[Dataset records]

★ ★ ★ ★ ★ ★ ★

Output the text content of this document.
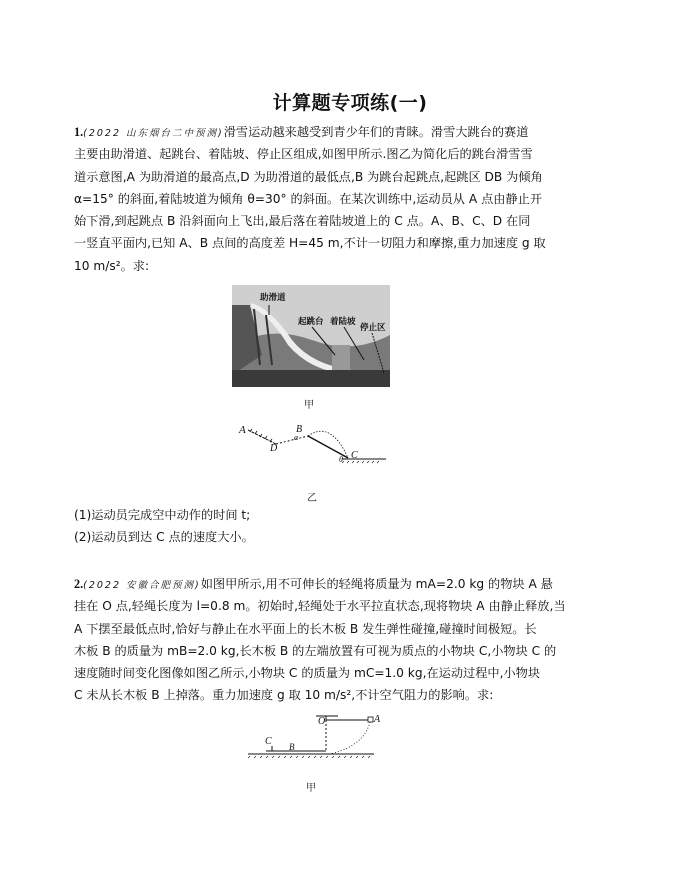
计算题专项练(一)
1.(2022 山东烟台二中预测)滑雪运动越来越受到青少年们的青睐。滑雪大跳台的赛道
主要由助滑道、起跳台、着陆坡、停止区组成,如图甲所示.图乙为简化后的跳台滑雪雪
道示意图,A 为助滑道的最高点,D 为助滑道的最低点,B 为跳台起跳点,起跳区 DB 为倾角
α=15° 的斜面,着陆坡道为倾角 θ=30° 的斜面。在某次训练中,运动员从 A 点由静止开
始下滑,到起跳点 B 沿斜面向上飞出,最后落在着陆坡道上的 C 点。A、B、C、D 在同
一竖直平面内,已知 A、B 点间的高度差 H=45 m,不计一切阻力和摩擦,重力加速度 g 取
10 m/s²。求:
助滑道
起跳台 着陆坡
停止区
甲
A
D
B
α
θ C
乙
(1)运动员完成空中动作的时间 t;
(2)运动员到达 C 点的速度大小。
2.(2022 安徽合肥预测)如图甲所示,用不可伸长的轻绳将质量为 mA=2.0 kg 的物块 A 悬
挂在 O 点,轻绳长度为 l=0.8 m。初始时,轻绳处于水平拉直状态,现将物块 A 由静止释放,当
A 下摆至最低点时,恰好与静止在水平面上的长木板 B 发生弹性碰撞,碰撞时间极短。长
木板 B 的质量为 mB=2.0 kg,长木板 B 的左端放置有可视为质点的小物块 C,小物块 C 的
速度随时间变化图像如图乙所示,小物块 C 的质量为 mC=1.0 kg,在运动过程中,小物块
C 未从长木板 B 上掉落。重力加速度 g 取 10 m/s²,不计空气阻力的影响。求:
O	A
C B
甲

★ ★ ★ ★ ★ ★ ★

*YOUR OBJECTIVE*
Repeat everything in the records precisely. Images are excluded from the copy.

*SOLUTION FOR THIS TASK*
Output the text content of this document.
计算题专项练(一)
1.(2022 山东烟台二中预测)滑雪运动越来越受到青少年们的青睐。滑雪大跳台的赛道
主要由助滑道、起跳台、着陆坡、停止区组成,如图甲所示.图乙为简化后的跳台滑雪雪
道示意图,A 为助滑道的最高点,D 为助滑道的最低点,B 为跳台起跳点,起跳区 DB 为倾角
α=15° 的斜面,着陆坡道为倾角 θ=30° 的斜面。在某次训练中,运动员从 A 点由静止开
始下滑,到起跳点 B 沿斜面向上飞出,最后落在着陆坡道上的 C 点。A、B、C、D 在同
一竖直平面内,已知 A、B 点间的高度差 H=45 m,不计一切阻力和摩擦,重力加速度 g 取
10 m/s²。求:
助滑道
起跳台 着陆坡
停止区
甲
A
D
B
α
θ C
乙
(1)运动员完成空中动作的时间 t;
(2)运动员到达 C 点的速度大小。
2.(2022 安徽合肥预测)如图甲所示,用不可伸长的轻绳将质量为 mA=2.0 kg 的物块 A 悬
挂在 O 点,轻绳长度为 l=0.8 m。初始时,轻绳处于水平拉直状态,现将物块 A 由静止释放,当
A 下摆至最低点时,恰好与静止在水平面上的长木板 B 发生弹性碰撞,碰撞时间极短。长
木板 B 的质量为 mB=2.0 kg,长木板 B 的左端放置有可视为质点的小物块 C,小物块 C 的
速度随时间变化图像如图乙所示,小物块 C 的质量为 mC=1.0 kg,在运动过程中,小物块
C 未从长木板 B 上掉落。重力加速度 g 取 10 m/s²,不计空气阻力的影响。求:
O	A
C B
甲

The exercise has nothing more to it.